> Your objective: Each line below must be set down exactly; omit any image you find.

A run of records
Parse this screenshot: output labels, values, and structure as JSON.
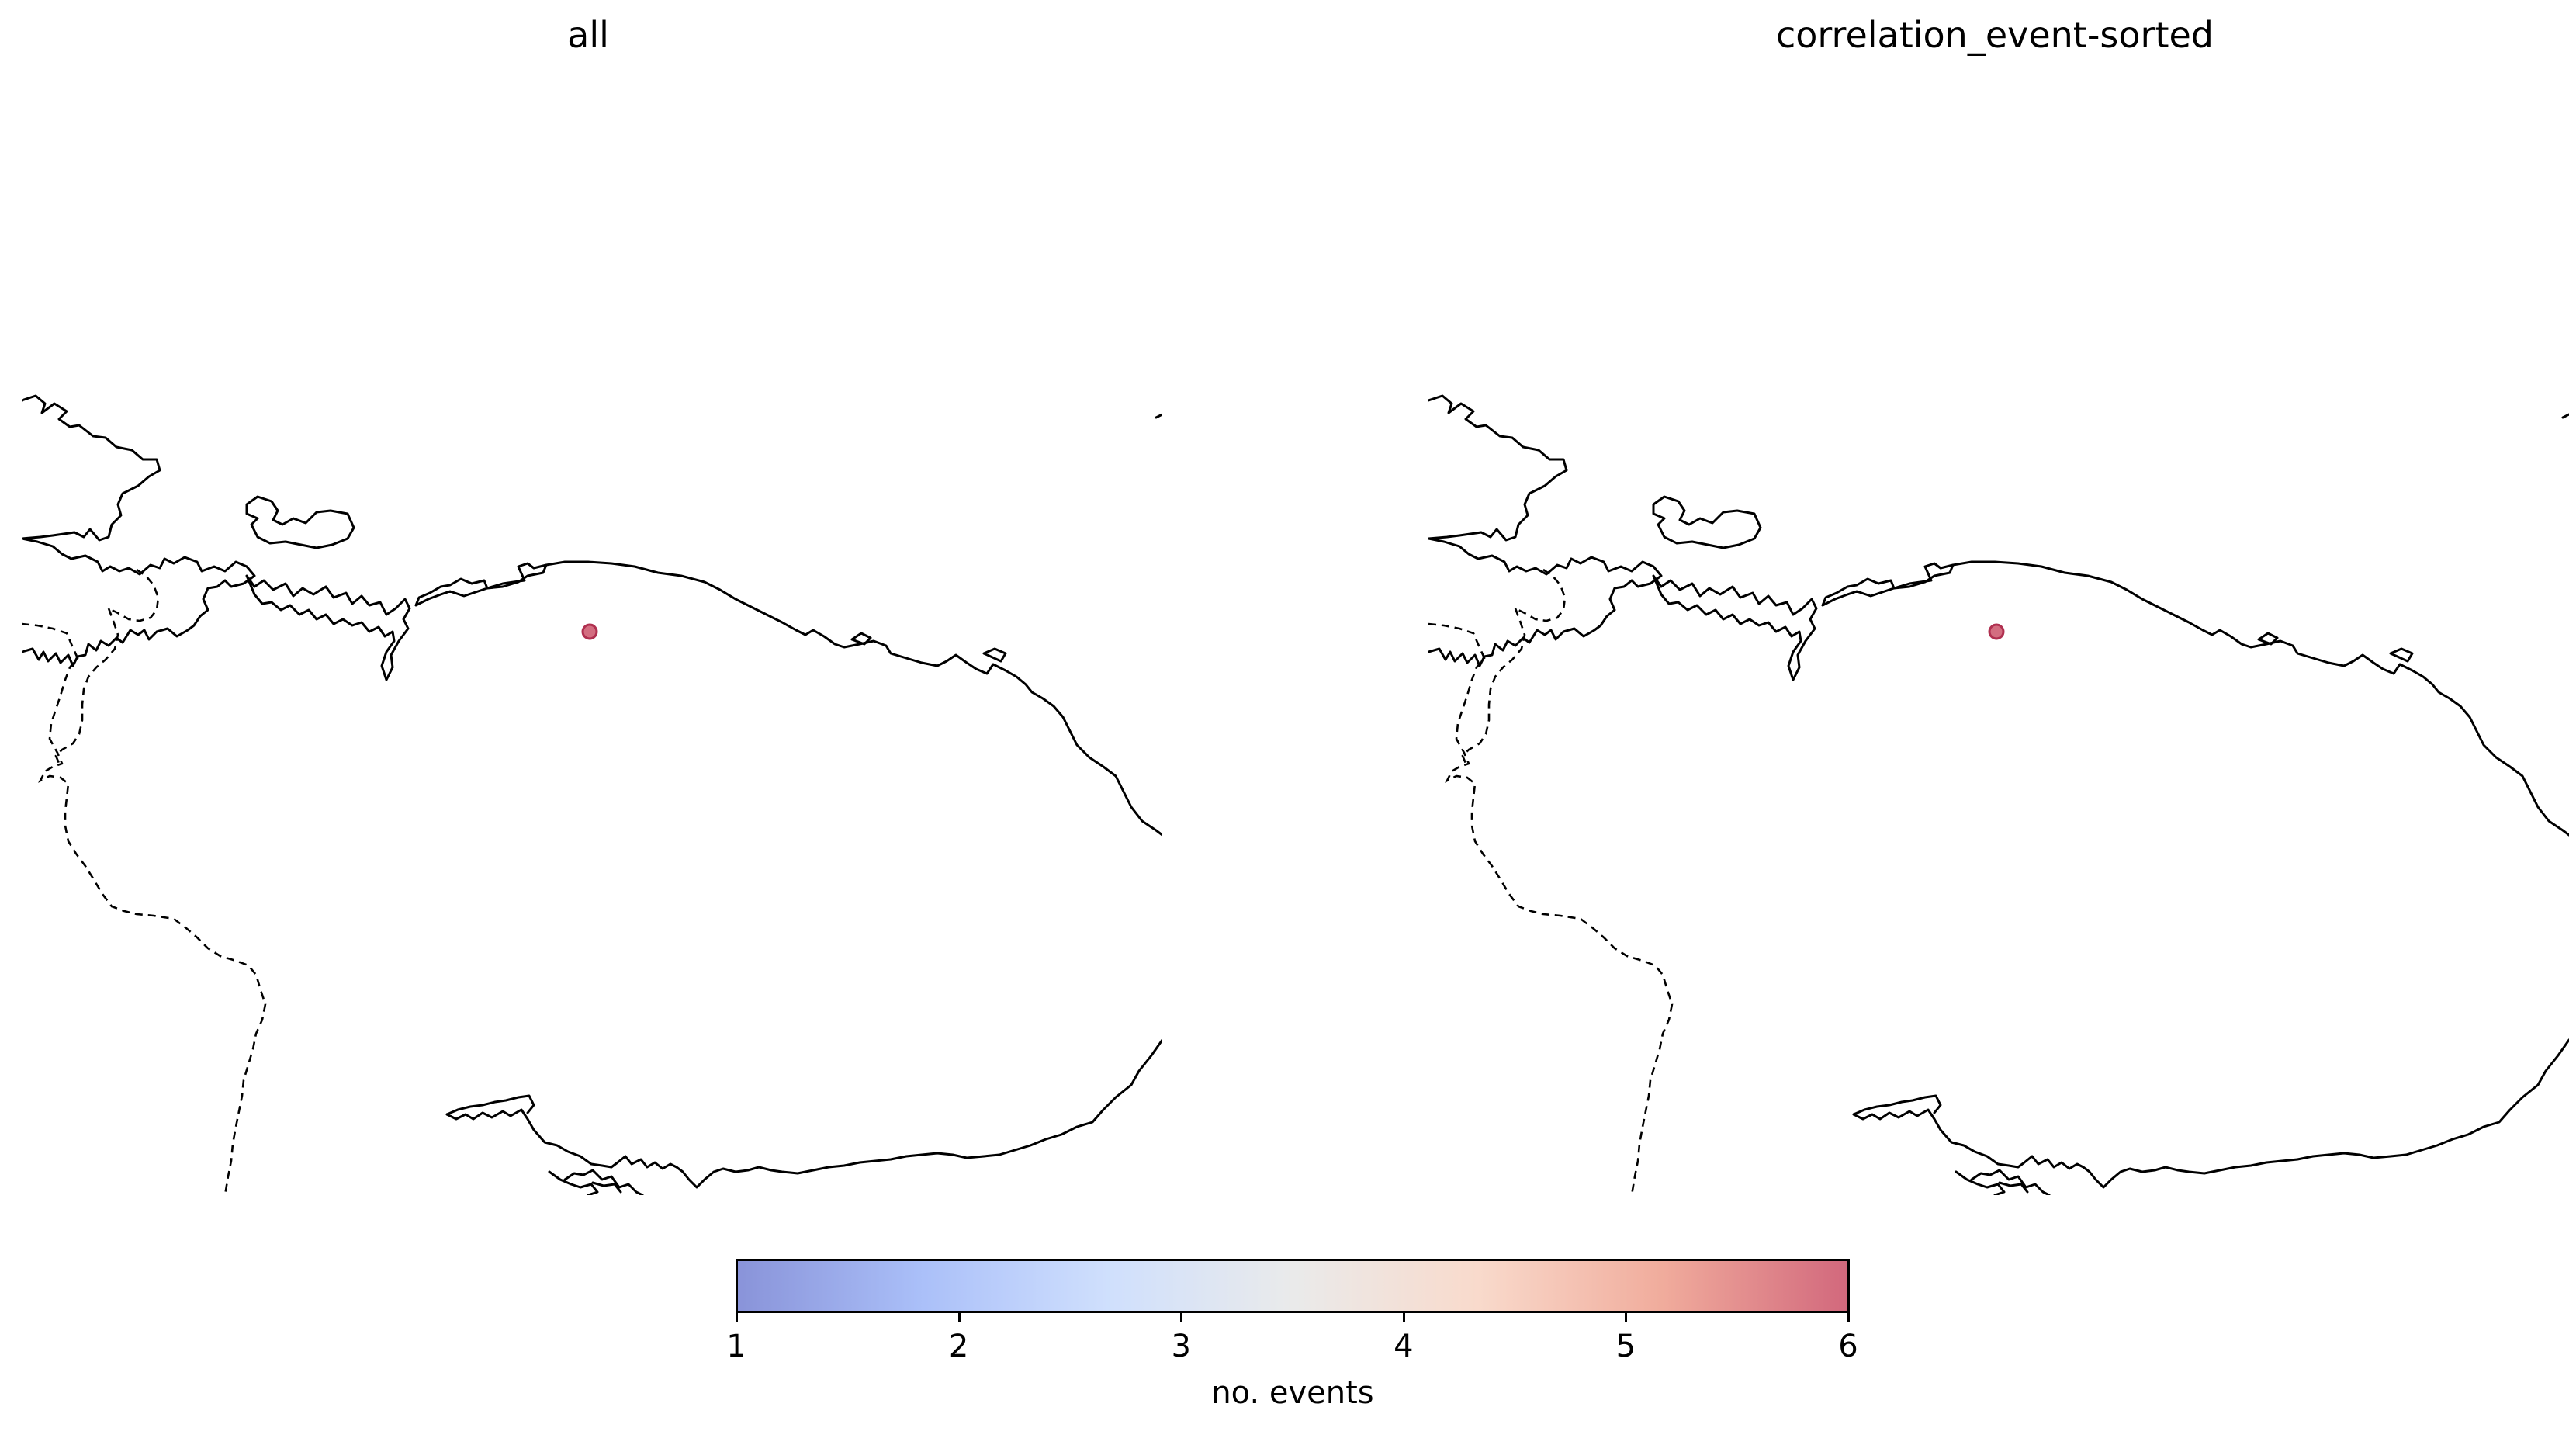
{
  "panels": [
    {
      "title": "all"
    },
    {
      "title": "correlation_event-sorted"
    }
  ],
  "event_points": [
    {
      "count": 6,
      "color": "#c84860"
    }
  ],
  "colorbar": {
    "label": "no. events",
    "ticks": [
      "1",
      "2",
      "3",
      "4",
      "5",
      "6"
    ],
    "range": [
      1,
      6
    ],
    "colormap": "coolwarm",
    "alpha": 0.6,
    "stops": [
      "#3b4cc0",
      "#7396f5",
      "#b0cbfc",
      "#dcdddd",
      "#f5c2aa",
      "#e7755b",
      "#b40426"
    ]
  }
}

> Correct result:
Parse this screenshot: output labels, values, and structure as JSON.
{
  "panels": [
    {
      "title": "all"
    },
    {
      "title": "correlation_event-sorted"
    }
  ],
  "event_points": [
    {
      "count": 6,
      "color": "#c84860"
    }
  ],
  "colorbar": {
    "label": "no. events",
    "ticks": [
      "1",
      "2",
      "3",
      "4",
      "5",
      "6"
    ],
    "range": [
      1,
      6
    ],
    "colormap": "coolwarm",
    "alpha": 0.6,
    "stops": [
      "#3b4cc0",
      "#7396f5",
      "#b0cbfc",
      "#dcdddd",
      "#f5c2aa",
      "#e7755b",
      "#b40426"
    ]
  }
}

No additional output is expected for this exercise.